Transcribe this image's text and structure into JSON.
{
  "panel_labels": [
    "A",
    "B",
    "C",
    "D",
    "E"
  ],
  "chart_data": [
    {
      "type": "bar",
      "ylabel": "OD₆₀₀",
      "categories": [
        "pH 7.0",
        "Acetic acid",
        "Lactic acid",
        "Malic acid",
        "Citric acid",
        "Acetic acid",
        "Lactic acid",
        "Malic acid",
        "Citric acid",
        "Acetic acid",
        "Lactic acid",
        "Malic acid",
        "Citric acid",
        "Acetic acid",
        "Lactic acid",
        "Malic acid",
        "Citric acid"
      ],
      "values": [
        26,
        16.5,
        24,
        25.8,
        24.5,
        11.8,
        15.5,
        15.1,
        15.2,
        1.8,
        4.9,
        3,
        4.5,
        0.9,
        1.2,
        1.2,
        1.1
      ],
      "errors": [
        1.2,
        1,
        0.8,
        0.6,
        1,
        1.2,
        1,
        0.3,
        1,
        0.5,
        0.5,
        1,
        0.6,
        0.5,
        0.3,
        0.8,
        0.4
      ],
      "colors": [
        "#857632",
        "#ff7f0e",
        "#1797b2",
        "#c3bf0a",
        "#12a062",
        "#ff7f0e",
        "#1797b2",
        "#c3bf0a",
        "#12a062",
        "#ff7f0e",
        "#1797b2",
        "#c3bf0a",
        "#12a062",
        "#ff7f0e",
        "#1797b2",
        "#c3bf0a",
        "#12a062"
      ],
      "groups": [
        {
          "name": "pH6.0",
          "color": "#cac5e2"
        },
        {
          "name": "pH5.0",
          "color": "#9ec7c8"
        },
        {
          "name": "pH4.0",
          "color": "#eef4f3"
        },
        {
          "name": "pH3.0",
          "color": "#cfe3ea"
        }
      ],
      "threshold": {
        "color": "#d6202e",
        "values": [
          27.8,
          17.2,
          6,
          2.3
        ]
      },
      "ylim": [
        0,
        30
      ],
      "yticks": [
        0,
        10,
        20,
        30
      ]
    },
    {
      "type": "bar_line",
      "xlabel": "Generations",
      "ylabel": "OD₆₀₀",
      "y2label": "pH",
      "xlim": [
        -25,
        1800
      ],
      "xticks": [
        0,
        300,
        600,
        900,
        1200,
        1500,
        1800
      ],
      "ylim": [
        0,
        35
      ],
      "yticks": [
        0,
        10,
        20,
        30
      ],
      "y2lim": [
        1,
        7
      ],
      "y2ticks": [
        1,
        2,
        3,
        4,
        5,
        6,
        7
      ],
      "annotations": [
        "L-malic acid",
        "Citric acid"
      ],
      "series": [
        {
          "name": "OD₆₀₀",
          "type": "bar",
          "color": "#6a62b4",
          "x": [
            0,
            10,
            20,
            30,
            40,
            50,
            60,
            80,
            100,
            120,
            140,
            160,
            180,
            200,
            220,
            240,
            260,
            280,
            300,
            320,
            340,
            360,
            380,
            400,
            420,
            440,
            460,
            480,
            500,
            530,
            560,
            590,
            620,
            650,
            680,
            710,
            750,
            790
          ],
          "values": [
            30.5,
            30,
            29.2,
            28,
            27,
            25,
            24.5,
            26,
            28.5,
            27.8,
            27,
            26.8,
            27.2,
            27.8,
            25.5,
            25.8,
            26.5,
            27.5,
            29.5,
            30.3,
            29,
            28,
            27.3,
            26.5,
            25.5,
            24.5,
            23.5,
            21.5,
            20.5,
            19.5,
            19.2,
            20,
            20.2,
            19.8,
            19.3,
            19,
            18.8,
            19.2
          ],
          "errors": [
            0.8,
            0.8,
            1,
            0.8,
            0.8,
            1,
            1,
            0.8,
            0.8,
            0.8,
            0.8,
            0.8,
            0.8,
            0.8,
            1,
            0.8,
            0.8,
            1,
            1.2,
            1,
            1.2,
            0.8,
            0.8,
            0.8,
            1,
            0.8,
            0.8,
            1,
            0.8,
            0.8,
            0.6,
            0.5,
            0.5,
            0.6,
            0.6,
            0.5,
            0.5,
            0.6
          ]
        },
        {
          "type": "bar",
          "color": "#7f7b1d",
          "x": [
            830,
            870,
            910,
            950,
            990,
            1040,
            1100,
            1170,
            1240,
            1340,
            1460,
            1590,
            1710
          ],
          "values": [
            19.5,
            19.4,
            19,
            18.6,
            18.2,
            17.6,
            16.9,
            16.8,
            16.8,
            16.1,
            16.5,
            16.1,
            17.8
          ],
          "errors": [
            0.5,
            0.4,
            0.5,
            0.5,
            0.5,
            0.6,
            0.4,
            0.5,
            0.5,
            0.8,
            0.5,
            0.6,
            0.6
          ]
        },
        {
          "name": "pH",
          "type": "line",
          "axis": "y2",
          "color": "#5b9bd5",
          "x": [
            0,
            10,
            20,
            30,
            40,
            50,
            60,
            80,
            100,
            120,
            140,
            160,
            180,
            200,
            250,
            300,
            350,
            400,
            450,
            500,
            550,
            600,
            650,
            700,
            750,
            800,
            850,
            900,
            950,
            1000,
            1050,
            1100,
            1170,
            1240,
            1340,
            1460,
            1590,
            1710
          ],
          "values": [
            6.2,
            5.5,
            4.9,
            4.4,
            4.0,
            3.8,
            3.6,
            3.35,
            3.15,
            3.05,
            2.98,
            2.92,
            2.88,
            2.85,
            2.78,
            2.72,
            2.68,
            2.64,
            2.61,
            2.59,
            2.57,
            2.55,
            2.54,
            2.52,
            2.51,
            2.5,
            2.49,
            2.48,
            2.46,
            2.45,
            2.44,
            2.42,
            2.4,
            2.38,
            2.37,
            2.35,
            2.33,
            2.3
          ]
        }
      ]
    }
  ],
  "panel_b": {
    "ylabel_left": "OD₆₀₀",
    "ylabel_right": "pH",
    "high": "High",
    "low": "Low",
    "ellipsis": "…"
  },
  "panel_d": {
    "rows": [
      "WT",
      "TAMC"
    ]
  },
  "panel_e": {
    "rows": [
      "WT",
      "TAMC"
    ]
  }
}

-*-

Your task is to repeat the data exactly, with nothing left out.

Transcribe this image's text and structure into JSON.
{
  "panel_labels": [
    "A",
    "B",
    "C",
    "D",
    "E"
  ],
  "chart_data": [
    {
      "type": "bar",
      "ylabel": "OD₆₀₀",
      "categories": [
        "pH 7.0",
        "Acetic acid",
        "Lactic acid",
        "Malic acid",
        "Citric acid",
        "Acetic acid",
        "Lactic acid",
        "Malic acid",
        "Citric acid",
        "Acetic acid",
        "Lactic acid",
        "Malic acid",
        "Citric acid",
        "Acetic acid",
        "Lactic acid",
        "Malic acid",
        "Citric acid"
      ],
      "values": [
        26,
        16.5,
        24,
        25.8,
        24.5,
        11.8,
        15.5,
        15.1,
        15.2,
        1.8,
        4.9,
        3,
        4.5,
        0.9,
        1.2,
        1.2,
        1.1
      ],
      "errors": [
        1.2,
        1,
        0.8,
        0.6,
        1,
        1.2,
        1,
        0.3,
        1,
        0.5,
        0.5,
        1,
        0.6,
        0.5,
        0.3,
        0.8,
        0.4
      ],
      "colors": [
        "#857632",
        "#ff7f0e",
        "#1797b2",
        "#c3bf0a",
        "#12a062",
        "#ff7f0e",
        "#1797b2",
        "#c3bf0a",
        "#12a062",
        "#ff7f0e",
        "#1797b2",
        "#c3bf0a",
        "#12a062",
        "#ff7f0e",
        "#1797b2",
        "#c3bf0a",
        "#12a062"
      ],
      "groups": [
        {
          "name": "pH6.0",
          "color": "#cac5e2"
        },
        {
          "name": "pH5.0",
          "color": "#9ec7c8"
        },
        {
          "name": "pH4.0",
          "color": "#eef4f3"
        },
        {
          "name": "pH3.0",
          "color": "#cfe3ea"
        }
      ],
      "threshold": {
        "color": "#d6202e",
        "values": [
          27.8,
          17.2,
          6,
          2.3
        ]
      },
      "ylim": [
        0,
        30
      ],
      "yticks": [
        0,
        10,
        20,
        30
      ]
    },
    {
      "type": "bar_line",
      "xlabel": "Generations",
      "ylabel": "OD₆₀₀",
      "y2label": "pH",
      "xlim": [
        -25,
        1800
      ],
      "xticks": [
        0,
        300,
        600,
        900,
        1200,
        1500,
        1800
      ],
      "ylim": [
        0,
        35
      ],
      "yticks": [
        0,
        10,
        20,
        30
      ],
      "y2lim": [
        1,
        7
      ],
      "y2ticks": [
        1,
        2,
        3,
        4,
        5,
        6,
        7
      ],
      "annotations": [
        "L-malic acid",
        "Citric acid"
      ],
      "series": [
        {
          "name": "OD₆₀₀",
          "type": "bar",
          "color": "#6a62b4",
          "x": [
            0,
            10,
            20,
            30,
            40,
            50,
            60,
            80,
            100,
            120,
            140,
            160,
            180,
            200,
            220,
            240,
            260,
            280,
            300,
            320,
            340,
            360,
            380,
            400,
            420,
            440,
            460,
            480,
            500,
            530,
            560,
            590,
            620,
            650,
            680,
            710,
            750,
            790
          ],
          "values": [
            30.5,
            30,
            29.2,
            28,
            27,
            25,
            24.5,
            26,
            28.5,
            27.8,
            27,
            26.8,
            27.2,
            27.8,
            25.5,
            25.8,
            26.5,
            27.5,
            29.5,
            30.3,
            29,
            28,
            27.3,
            26.5,
            25.5,
            24.5,
            23.5,
            21.5,
            20.5,
            19.5,
            19.2,
            20,
            20.2,
            19.8,
            19.3,
            19,
            18.8,
            19.2
          ],
          "errors": [
            0.8,
            0.8,
            1,
            0.8,
            0.8,
            1,
            1,
            0.8,
            0.8,
            0.8,
            0.8,
            0.8,
            0.8,
            0.8,
            1,
            0.8,
            0.8,
            1,
            1.2,
            1,
            1.2,
            0.8,
            0.8,
            0.8,
            1,
            0.8,
            0.8,
            1,
            0.8,
            0.8,
            0.6,
            0.5,
            0.5,
            0.6,
            0.6,
            0.5,
            0.5,
            0.6
          ]
        },
        {
          "type": "bar",
          "color": "#7f7b1d",
          "x": [
            830,
            870,
            910,
            950,
            990,
            1040,
            1100,
            1170,
            1240,
            1340,
            1460,
            1590,
            1710
          ],
          "values": [
            19.5,
            19.4,
            19,
            18.6,
            18.2,
            17.6,
            16.9,
            16.8,
            16.8,
            16.1,
            16.5,
            16.1,
            17.8
          ],
          "errors": [
            0.5,
            0.4,
            0.5,
            0.5,
            0.5,
            0.6,
            0.4,
            0.5,
            0.5,
            0.8,
            0.5,
            0.6,
            0.6
          ]
        },
        {
          "name": "pH",
          "type": "line",
          "axis": "y2",
          "color": "#5b9bd5",
          "x": [
            0,
            10,
            20,
            30,
            40,
            50,
            60,
            80,
            100,
            120,
            140,
            160,
            180,
            200,
            250,
            300,
            350,
            400,
            450,
            500,
            550,
            600,
            650,
            700,
            750,
            800,
            850,
            900,
            950,
            1000,
            1050,
            1100,
            1170,
            1240,
            1340,
            1460,
            1590,
            1710
          ],
          "values": [
            6.2,
            5.5,
            4.9,
            4.4,
            4.0,
            3.8,
            3.6,
            3.35,
            3.15,
            3.05,
            2.98,
            2.92,
            2.88,
            2.85,
            2.78,
            2.72,
            2.68,
            2.64,
            2.61,
            2.59,
            2.57,
            2.55,
            2.54,
            2.52,
            2.51,
            2.5,
            2.49,
            2.48,
            2.46,
            2.45,
            2.44,
            2.42,
            2.4,
            2.38,
            2.37,
            2.35,
            2.33,
            2.3
          ]
        }
      ]
    }
  ],
  "panel_b": {
    "ylabel_left": "OD₆₀₀",
    "ylabel_right": "pH",
    "high": "High",
    "low": "Low",
    "ellipsis": "…"
  },
  "panel_d": {
    "rows": [
      "WT",
      "TAMC"
    ]
  },
  "panel_e": {
    "rows": [
      "WT",
      "TAMC"
    ]
  }
}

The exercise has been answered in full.